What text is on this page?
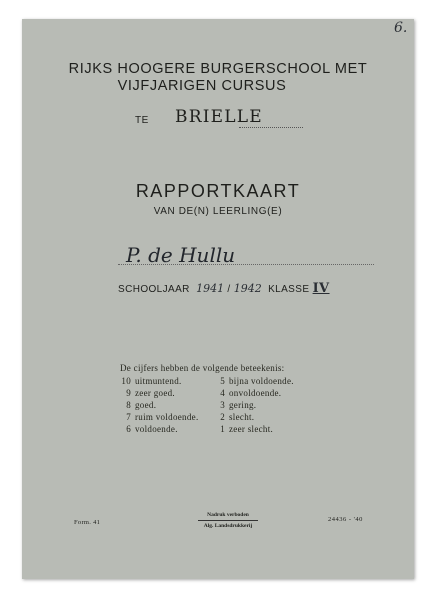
6.
RIJKS HOOGERE BURGERSCHOOL MET
VIJFJARIGEN CURSUS
TE BRIELLE
RAPPORTKAART
VAN DE(N) LEERLING(E)
P. de Hullu
SCHOOLJAAR 1941 / 1942 KLASSE IV
De cijfers hebben de volgende beteekenis:
10 uitmuntend.
9 zeer goed.
8 goed.
7 ruim voldoende.
6 voldoende.
5 bijna voldoende.
4 onvoldoende.
3 gering.
2 slecht.
1 zeer slecht.
Form. 41
Nadruk verboden
Alg. Landsdrukkerij
24436 - '40
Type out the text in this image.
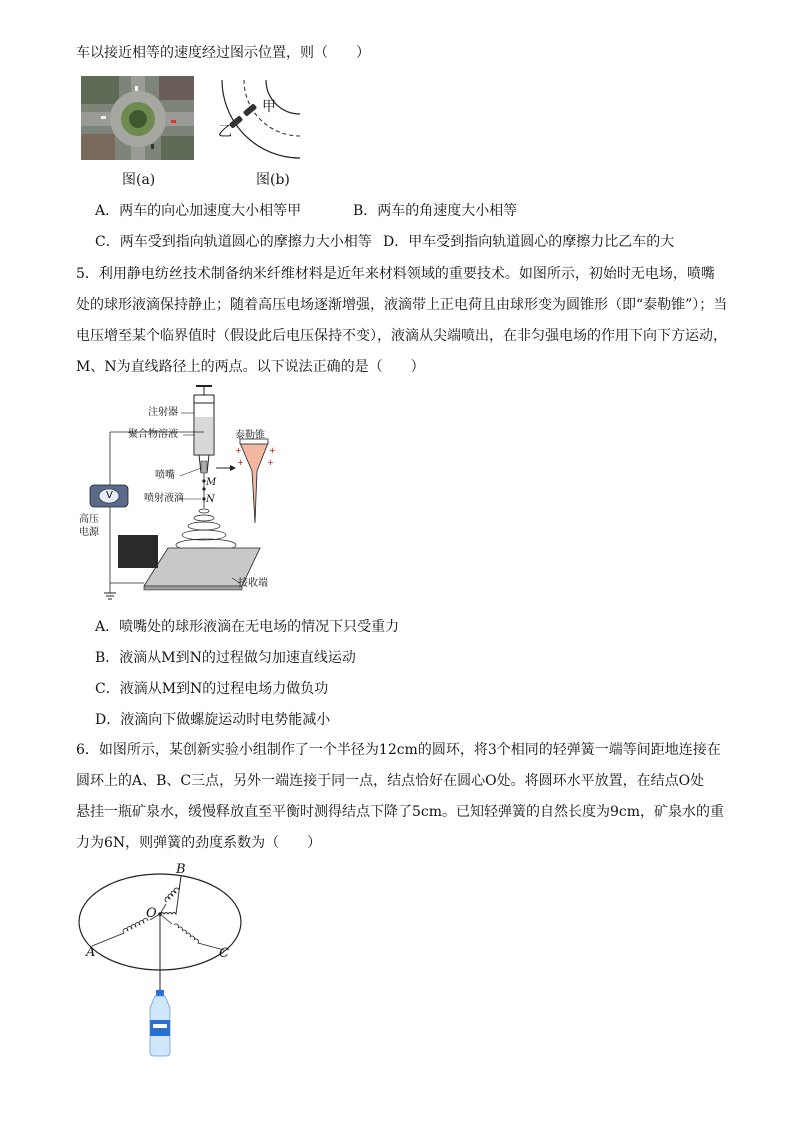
车以接近相等的速度经过图示位置，则（　　）
图(a)
甲
乙
图(b)
A．两车的向心加速度大小相等甲	B．两车的角速度大小相等
C．两车受到指向轨道圆心的摩擦力大小相等 D．甲车受到指向轨道圆心的摩擦力比乙车的大
5．利用静电纺丝技术制备纳米纤维材料是近年来材料领域的重要技术。如图所示，初始时无电场，喷嘴
处的球形液滴保持静止；随着高压电场逐渐增强，液滴带上正电荷且由球形变为圆锥形（即“泰勒锥”）；当
电压增至某个临界值时（假设此后电压保持不变），液滴从尖端喷出，在非匀强电场的作用下向下方运动，
M、N为直线路径上的两点。以下说法正确的是（　　）
+	+
+	+
注射器
聚合物溶液	泰勒锥
喷嘴
喷射液滴
M
N
V
高压
电源
接收端
A．喷嘴处的球形液滴在无电场的情况下只受重力
B．液滴从M到N的过程做匀加速直线运动
C．液滴从M到N的过程电场力做负功
D．液滴向下做螺旋运动时电势能减小
6．如图所示，某创新实验小组制作了一个半径为12cm的圆环，将3个相同的轻弹簧一端等间距地连接在
圆环上的A、B、C三点，另外一端连接于同一点，结点恰好在圆心O处。将圆环水平放置，在结点O处
悬挂一瓶矿泉水，缓慢释放直至平衡时测得结点下降了5cm。已知轻弹簧的自然长度为9cm，矿泉水的重
力为6N，则弹簧的劲度系数为（　　）
B
O
A	C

Challenge | Sift the material for lines with the string "text". Copy each one found.

Completed exercise |
What text is on this page?
Type out the text in this image.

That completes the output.